Look through the data below. Collect every line where the word "Verfüllmaterial" occurs.

* start Material shown *

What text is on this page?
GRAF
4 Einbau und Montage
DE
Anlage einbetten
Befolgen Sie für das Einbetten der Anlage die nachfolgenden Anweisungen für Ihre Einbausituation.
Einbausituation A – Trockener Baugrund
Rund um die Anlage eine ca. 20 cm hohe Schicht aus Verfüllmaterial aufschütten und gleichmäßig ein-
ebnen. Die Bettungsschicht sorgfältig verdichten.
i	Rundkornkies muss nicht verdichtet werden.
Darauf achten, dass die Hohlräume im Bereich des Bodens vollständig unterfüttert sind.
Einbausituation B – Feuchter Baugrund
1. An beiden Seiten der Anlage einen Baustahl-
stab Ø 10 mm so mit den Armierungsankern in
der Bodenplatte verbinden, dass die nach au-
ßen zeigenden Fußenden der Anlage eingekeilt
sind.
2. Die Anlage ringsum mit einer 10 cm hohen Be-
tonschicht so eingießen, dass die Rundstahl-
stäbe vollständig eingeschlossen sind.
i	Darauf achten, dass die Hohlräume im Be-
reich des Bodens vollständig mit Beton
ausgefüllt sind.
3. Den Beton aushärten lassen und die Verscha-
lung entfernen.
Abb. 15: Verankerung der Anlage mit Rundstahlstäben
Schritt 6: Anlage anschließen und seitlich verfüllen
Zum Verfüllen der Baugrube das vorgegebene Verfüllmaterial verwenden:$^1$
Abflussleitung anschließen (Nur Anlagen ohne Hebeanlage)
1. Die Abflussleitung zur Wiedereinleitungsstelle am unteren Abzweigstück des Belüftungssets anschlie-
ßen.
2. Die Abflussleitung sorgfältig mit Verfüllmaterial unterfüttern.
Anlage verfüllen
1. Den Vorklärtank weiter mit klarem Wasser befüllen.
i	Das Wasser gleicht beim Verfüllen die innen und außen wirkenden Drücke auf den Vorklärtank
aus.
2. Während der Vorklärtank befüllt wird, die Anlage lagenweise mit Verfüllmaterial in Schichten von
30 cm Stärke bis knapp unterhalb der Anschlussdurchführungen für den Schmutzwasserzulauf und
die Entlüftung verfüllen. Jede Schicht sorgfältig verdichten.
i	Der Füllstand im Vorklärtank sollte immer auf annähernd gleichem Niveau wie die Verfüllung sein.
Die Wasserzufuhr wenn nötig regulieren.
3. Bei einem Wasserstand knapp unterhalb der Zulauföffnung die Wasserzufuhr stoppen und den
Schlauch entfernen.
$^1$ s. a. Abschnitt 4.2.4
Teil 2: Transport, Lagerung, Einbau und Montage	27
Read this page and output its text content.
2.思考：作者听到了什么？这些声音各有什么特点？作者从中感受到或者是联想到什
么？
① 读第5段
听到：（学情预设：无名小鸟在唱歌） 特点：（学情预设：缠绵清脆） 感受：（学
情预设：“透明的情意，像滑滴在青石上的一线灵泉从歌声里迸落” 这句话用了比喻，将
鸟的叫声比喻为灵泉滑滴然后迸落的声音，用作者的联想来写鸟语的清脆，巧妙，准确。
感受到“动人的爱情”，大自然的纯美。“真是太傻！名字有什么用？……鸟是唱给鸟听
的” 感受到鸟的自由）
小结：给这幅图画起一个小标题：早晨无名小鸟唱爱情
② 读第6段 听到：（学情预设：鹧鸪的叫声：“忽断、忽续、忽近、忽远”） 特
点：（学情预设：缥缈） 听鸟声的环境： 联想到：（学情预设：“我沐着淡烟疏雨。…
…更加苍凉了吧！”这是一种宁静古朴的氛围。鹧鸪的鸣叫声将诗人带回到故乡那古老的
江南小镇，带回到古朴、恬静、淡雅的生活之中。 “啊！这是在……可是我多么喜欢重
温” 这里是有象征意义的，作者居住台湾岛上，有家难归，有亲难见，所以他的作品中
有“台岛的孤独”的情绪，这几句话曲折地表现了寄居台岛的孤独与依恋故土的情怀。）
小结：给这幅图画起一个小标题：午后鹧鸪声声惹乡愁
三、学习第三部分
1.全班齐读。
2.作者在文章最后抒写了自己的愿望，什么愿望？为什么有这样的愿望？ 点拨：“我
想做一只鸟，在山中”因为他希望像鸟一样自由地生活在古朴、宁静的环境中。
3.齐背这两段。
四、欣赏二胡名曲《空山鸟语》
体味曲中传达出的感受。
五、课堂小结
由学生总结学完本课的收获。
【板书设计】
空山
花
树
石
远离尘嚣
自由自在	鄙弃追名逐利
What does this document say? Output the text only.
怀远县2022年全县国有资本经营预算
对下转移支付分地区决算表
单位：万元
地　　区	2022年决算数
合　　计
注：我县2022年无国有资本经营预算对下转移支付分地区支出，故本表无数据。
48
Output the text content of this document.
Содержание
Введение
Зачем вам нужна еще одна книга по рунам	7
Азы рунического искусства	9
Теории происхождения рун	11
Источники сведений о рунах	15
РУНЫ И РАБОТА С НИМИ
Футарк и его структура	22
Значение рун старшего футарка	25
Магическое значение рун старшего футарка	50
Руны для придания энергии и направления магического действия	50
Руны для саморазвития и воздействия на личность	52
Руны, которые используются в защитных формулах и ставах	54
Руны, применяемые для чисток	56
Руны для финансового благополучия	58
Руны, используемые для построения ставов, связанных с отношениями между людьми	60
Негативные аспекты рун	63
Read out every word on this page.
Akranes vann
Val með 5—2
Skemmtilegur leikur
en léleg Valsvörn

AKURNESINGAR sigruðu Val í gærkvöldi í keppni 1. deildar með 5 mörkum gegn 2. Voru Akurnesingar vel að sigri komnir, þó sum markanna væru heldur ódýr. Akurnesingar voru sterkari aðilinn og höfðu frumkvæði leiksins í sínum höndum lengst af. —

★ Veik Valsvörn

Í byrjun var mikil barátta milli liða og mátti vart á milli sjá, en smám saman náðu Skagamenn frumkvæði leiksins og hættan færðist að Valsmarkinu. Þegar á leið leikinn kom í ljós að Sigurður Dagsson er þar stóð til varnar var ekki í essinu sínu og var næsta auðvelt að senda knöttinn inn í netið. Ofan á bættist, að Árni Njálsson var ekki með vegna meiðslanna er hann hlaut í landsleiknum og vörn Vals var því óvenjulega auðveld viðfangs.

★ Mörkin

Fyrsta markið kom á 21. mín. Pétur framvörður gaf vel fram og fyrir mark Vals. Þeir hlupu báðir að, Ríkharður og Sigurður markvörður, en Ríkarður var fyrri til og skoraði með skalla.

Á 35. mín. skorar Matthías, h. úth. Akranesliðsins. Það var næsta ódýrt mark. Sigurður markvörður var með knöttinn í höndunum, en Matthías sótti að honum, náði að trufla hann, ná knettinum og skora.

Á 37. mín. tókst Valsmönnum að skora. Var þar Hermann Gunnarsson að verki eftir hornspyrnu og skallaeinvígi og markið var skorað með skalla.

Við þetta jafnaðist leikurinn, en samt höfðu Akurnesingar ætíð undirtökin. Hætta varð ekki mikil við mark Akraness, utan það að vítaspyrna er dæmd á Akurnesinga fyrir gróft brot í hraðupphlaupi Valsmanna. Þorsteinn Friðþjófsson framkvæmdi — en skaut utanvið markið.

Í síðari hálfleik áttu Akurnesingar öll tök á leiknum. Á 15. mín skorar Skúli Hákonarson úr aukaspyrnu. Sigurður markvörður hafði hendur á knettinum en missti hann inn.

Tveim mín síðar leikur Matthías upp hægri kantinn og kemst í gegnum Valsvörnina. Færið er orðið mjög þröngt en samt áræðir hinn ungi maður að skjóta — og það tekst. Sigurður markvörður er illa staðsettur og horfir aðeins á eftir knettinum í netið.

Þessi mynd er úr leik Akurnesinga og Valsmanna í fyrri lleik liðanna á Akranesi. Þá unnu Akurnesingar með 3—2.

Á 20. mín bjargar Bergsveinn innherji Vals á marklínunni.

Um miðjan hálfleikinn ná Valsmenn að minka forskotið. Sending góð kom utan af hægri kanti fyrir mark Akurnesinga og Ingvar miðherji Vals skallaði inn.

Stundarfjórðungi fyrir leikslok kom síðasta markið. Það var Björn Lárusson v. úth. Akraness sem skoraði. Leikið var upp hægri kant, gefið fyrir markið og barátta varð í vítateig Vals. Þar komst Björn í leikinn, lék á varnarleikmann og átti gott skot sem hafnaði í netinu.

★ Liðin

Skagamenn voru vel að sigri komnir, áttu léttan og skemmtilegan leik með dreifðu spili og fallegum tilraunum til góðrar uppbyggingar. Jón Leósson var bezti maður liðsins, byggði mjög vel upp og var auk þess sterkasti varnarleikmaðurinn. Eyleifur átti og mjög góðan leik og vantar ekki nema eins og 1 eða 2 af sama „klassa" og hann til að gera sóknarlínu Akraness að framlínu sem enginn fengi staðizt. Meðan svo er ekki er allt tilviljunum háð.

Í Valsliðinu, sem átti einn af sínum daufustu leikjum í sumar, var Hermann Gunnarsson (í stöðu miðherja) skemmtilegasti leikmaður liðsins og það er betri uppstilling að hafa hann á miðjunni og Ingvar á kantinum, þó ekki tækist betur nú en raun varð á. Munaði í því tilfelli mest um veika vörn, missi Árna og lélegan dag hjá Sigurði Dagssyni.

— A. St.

* end Material shown *

Task output
Rund um die Anlage eine ca. 20 cm hohe Schicht aus Verfüllmaterial aufschütten und gleichmäßig ein-
Zum Verfüllen der Baugrube das vorgegebene Verfüllmaterial verwenden:$^1$
2. Die Abflussleitung sorgfältig mit Verfüllmaterial unterfüttern.
2. Während der Vorklärtank befüllt wird, die Anlage lagenweise mit Verfüllmaterial in Schichten von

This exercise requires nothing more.